>> Start
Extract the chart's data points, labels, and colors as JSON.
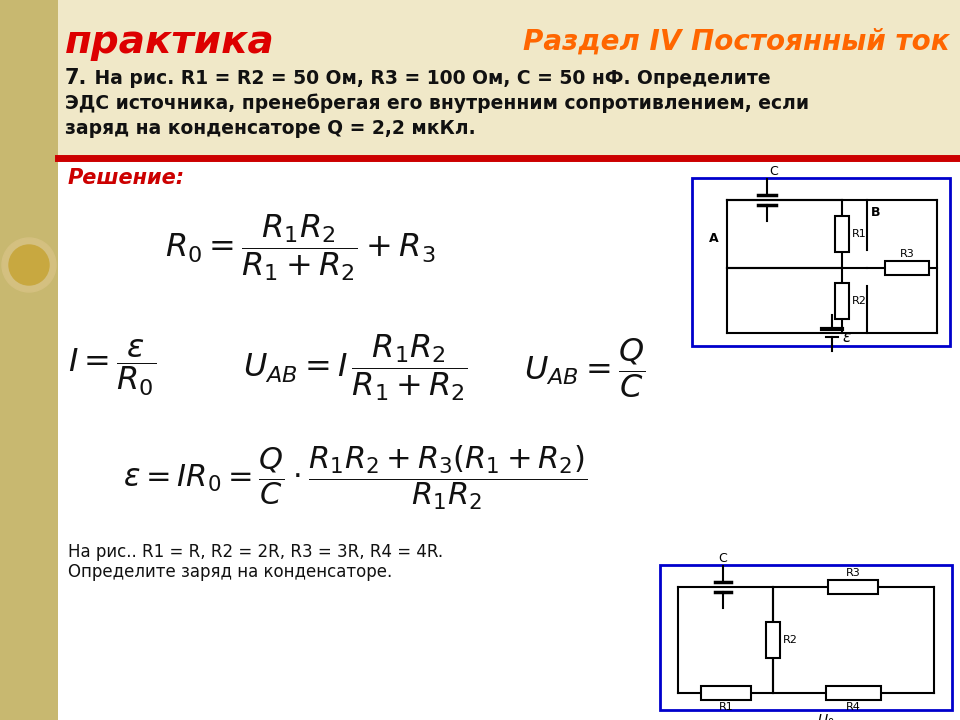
{
  "bg_top_color": "#f0e8c8",
  "bg_main_color": "#ffffff",
  "left_strip_color": "#c8b870",
  "title_left": "практика",
  "title_left_color": "#dd0000",
  "title_right": "Раздел IV Постоянный ток",
  "title_right_color": "#ff6600",
  "red_line_color": "#cc0000",
  "problem_num": "7.",
  "problem_line1": " На рис. R1 = R2 = 50 Ом, R3 = 100 Ом, С = 50 нФ. Определите",
  "problem_line2": "ЭДС источника, пренебрегая его внутренним сопротивлением, если",
  "problem_line3": "заряд на конденсаторе Q = 2,2 мкКл.",
  "solution_label": "Решение:",
  "solution_color": "#cc0000",
  "bottom_text_line1": "На рис.. R1 = R, R2 = 2R, R3 = 3R, R4 = 4R.",
  "bottom_text_line2": "Определите заряд на конденсаторе.",
  "text_color": "#111111"
}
>> End
→ **Short exercise**: Every line of the data above should be quoted exactly. Omit the pictures.

→ **Result**:
Extract the chart's data points, labels, and colors as JSON.
{
  "bg_top_color": "#f0e8c8",
  "bg_main_color": "#ffffff",
  "left_strip_color": "#c8b870",
  "title_left": "практика",
  "title_left_color": "#dd0000",
  "title_right": "Раздел IV Постоянный ток",
  "title_right_color": "#ff6600",
  "red_line_color": "#cc0000",
  "problem_num": "7.",
  "problem_line1": " На рис. R1 = R2 = 50 Ом, R3 = 100 Ом, С = 50 нФ. Определите",
  "problem_line2": "ЭДС источника, пренебрегая его внутренним сопротивлением, если",
  "problem_line3": "заряд на конденсаторе Q = 2,2 мкКл.",
  "solution_label": "Решение:",
  "solution_color": "#cc0000",
  "bottom_text_line1": "На рис.. R1 = R, R2 = 2R, R3 = 3R, R4 = 4R.",
  "bottom_text_line2": "Определите заряд на конденсаторе.",
  "text_color": "#111111"
}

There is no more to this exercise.